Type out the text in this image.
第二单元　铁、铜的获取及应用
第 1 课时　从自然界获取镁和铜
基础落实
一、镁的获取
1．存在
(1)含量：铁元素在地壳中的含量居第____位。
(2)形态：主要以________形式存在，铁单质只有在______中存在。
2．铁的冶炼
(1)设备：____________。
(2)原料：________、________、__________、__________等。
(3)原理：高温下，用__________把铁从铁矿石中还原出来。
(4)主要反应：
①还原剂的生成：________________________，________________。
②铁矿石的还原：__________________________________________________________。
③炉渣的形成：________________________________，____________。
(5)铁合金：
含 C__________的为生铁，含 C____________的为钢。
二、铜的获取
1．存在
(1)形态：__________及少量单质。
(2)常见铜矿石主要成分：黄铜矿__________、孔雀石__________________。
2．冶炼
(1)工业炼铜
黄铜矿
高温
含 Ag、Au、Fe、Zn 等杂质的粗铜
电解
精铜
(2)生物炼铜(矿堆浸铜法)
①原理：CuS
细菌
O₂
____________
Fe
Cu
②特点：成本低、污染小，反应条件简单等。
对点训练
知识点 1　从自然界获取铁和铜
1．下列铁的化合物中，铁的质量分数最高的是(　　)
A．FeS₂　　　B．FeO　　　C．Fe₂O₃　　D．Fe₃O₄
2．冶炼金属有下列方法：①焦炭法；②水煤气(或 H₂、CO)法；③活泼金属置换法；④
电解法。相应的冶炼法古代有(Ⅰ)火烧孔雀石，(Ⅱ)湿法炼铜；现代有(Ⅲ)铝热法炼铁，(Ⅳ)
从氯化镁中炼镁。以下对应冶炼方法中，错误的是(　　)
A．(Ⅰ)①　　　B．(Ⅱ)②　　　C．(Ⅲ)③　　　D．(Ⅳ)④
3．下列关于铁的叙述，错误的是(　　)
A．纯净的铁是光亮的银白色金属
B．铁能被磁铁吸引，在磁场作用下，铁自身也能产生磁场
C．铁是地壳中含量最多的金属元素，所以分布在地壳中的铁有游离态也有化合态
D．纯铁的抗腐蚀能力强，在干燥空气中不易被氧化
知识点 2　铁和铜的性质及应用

# [WORK TO DO]
Copy each line from the data above that includes "错误的是".

# [ANSWER BELOW]
从氯化镁中炼镁。以下对应冶炼方法中，错误的是(　　)
3．下列关于铁的叙述，错误的是(　　)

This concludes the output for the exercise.